*RECORDS PROVIDED:*

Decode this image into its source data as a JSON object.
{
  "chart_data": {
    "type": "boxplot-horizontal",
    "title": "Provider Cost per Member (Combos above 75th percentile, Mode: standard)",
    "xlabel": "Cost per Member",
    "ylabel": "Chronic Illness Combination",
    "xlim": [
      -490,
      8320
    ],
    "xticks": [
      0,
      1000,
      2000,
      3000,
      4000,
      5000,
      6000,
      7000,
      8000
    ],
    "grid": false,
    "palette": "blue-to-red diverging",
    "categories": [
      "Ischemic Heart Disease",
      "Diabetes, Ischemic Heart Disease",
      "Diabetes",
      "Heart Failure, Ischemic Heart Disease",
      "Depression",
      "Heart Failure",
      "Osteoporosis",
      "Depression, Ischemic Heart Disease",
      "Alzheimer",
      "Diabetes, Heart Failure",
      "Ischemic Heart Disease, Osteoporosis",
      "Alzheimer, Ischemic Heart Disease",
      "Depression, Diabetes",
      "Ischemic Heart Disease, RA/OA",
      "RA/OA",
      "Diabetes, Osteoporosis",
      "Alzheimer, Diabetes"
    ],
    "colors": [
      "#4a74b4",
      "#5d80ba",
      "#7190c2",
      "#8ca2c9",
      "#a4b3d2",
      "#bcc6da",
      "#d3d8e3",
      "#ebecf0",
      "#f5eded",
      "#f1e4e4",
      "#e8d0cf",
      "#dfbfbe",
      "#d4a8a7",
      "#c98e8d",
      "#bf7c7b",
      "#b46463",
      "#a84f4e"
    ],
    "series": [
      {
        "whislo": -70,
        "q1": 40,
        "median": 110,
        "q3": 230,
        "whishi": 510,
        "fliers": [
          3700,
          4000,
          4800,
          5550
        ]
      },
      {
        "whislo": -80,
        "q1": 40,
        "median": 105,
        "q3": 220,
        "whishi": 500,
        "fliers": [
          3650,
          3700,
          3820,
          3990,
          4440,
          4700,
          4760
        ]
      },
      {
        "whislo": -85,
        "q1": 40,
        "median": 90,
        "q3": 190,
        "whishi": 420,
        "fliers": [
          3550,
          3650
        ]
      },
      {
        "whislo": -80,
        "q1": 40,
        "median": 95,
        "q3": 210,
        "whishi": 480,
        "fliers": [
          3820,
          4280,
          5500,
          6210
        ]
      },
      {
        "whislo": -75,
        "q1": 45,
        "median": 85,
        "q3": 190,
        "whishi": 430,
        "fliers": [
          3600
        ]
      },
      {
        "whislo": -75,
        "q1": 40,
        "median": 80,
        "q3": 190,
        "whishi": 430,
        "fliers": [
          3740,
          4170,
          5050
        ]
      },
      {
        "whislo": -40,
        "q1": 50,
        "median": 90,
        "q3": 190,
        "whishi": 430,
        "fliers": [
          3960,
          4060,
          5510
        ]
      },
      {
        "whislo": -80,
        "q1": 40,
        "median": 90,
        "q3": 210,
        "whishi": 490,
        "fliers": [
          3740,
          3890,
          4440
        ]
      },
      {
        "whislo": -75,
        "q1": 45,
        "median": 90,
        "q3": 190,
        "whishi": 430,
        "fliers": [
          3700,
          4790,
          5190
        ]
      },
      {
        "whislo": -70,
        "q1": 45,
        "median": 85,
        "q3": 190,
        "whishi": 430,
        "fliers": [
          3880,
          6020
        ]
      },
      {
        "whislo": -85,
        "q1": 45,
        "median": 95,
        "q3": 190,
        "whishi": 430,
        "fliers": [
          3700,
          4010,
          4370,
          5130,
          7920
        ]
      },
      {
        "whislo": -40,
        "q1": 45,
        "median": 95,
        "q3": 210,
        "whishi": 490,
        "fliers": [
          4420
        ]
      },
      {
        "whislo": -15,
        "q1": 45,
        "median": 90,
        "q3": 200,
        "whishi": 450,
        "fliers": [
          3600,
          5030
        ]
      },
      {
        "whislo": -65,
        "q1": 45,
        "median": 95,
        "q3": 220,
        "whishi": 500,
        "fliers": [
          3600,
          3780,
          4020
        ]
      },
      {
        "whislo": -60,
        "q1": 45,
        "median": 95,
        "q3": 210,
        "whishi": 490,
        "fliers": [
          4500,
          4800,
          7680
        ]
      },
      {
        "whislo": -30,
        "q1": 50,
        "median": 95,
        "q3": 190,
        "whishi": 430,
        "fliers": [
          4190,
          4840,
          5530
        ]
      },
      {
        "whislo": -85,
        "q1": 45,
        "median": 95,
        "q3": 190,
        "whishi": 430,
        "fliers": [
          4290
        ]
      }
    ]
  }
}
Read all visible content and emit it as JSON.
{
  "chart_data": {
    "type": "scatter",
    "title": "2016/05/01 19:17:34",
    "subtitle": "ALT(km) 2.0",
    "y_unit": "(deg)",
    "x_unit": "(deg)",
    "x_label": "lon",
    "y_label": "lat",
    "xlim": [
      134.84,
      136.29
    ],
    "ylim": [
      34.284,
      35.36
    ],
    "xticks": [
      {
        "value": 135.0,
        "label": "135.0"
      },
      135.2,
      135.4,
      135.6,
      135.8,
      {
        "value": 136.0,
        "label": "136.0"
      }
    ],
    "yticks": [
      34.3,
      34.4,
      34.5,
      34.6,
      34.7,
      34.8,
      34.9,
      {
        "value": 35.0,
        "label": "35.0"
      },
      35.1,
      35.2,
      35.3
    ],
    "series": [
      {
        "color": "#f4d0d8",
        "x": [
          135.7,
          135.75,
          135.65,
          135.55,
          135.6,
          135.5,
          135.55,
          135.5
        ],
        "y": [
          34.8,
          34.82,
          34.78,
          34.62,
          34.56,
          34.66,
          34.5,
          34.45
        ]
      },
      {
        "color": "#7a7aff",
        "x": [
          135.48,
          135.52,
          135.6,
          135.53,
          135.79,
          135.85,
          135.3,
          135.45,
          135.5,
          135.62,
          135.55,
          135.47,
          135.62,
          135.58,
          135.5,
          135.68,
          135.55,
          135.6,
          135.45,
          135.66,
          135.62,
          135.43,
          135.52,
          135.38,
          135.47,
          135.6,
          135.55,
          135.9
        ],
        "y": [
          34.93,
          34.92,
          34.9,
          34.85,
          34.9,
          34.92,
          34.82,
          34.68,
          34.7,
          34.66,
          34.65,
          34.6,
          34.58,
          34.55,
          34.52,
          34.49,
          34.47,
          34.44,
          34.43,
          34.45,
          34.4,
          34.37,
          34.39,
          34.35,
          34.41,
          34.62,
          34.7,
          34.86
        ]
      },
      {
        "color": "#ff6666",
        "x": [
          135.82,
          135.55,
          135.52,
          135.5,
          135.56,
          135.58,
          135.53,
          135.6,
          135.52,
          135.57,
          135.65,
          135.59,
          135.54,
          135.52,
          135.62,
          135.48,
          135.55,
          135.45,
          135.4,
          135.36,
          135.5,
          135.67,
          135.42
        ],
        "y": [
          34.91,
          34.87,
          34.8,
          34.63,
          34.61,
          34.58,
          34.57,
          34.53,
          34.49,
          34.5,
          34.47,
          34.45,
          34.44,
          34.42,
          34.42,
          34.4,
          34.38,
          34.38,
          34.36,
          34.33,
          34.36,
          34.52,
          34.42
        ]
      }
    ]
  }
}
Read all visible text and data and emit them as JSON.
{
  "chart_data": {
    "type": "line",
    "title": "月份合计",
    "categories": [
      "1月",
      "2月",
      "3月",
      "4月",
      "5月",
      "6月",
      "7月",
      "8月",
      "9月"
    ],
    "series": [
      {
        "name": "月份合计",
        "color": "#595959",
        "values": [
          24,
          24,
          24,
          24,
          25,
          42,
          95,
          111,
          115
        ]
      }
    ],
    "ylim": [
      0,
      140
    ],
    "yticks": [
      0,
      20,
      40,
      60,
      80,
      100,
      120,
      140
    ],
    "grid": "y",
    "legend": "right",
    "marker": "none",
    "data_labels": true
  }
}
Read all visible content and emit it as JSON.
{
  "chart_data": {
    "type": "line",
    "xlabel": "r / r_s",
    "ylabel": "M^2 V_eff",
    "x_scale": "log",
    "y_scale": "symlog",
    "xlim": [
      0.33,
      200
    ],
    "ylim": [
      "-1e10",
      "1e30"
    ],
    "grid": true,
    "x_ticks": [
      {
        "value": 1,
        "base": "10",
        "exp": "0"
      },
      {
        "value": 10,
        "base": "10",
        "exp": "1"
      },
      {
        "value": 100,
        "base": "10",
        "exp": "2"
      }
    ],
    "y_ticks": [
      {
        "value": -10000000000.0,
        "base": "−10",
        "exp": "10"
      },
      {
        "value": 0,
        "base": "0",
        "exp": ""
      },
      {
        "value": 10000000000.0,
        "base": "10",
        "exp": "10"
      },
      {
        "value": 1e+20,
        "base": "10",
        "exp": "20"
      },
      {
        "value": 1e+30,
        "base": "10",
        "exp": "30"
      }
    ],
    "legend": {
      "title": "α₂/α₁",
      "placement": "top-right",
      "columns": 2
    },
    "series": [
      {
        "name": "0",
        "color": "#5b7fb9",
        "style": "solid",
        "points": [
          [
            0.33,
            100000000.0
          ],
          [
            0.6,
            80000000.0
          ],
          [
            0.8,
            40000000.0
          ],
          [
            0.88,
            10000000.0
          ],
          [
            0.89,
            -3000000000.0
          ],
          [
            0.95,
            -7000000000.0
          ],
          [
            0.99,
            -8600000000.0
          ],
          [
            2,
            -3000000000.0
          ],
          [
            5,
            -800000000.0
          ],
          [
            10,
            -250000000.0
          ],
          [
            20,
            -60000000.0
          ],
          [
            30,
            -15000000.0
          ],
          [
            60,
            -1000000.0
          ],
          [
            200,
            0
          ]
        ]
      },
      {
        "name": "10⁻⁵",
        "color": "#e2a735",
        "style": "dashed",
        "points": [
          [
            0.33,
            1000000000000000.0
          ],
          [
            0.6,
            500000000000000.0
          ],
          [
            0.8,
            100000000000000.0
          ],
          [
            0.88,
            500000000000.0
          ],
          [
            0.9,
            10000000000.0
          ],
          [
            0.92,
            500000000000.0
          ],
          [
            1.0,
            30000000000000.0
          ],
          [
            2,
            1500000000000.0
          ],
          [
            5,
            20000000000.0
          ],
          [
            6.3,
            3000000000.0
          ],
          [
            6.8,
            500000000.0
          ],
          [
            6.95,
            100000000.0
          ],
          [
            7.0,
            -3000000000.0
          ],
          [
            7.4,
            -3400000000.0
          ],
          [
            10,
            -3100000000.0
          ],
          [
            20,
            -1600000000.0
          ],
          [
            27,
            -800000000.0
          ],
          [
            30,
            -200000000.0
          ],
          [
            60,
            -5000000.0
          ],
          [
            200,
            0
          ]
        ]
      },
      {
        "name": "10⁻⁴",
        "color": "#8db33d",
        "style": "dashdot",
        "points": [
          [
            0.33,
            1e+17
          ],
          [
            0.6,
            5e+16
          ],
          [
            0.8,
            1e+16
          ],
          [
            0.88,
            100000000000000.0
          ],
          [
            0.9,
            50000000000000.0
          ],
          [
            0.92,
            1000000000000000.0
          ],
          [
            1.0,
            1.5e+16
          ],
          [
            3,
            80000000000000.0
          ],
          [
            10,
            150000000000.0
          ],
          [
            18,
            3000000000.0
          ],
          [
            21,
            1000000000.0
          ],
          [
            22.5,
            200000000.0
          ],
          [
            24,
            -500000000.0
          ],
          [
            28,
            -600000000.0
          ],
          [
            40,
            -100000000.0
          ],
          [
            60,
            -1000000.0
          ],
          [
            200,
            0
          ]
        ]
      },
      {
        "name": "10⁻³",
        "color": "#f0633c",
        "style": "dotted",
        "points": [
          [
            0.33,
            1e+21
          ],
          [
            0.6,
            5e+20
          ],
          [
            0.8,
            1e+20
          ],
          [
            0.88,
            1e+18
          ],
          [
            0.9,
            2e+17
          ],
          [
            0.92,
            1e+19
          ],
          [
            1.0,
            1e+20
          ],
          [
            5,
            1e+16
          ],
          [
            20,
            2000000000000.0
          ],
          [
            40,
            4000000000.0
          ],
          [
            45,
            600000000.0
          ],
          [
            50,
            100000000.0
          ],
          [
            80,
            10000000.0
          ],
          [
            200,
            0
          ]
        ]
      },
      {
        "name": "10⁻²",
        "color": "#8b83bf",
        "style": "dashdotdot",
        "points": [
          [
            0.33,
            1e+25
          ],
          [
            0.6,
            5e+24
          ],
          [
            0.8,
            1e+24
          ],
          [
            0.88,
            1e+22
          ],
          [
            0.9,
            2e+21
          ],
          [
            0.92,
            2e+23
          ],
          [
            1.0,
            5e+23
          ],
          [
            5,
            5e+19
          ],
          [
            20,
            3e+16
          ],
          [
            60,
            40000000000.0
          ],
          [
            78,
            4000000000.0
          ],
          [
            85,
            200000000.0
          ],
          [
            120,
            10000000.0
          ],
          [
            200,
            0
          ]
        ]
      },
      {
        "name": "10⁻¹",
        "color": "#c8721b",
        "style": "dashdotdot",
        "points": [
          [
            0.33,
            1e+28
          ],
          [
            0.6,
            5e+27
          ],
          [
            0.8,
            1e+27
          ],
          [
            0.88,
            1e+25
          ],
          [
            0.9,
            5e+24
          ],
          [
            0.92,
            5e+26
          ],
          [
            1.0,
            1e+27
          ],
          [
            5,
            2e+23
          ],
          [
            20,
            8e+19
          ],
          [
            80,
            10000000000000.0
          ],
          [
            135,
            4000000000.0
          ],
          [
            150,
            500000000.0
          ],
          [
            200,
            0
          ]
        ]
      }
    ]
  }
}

*PROBLEM DETAILS:* Scan the material above for the word "style". Copy each line where it occurs.

*THE COMPLETED TASK:*
        "style": "solid",
        "style": "dashed",
        "style": "dashdot",
        "style": "dotted",
        "style": "dashdotdot",
        "style": "dashdotdot",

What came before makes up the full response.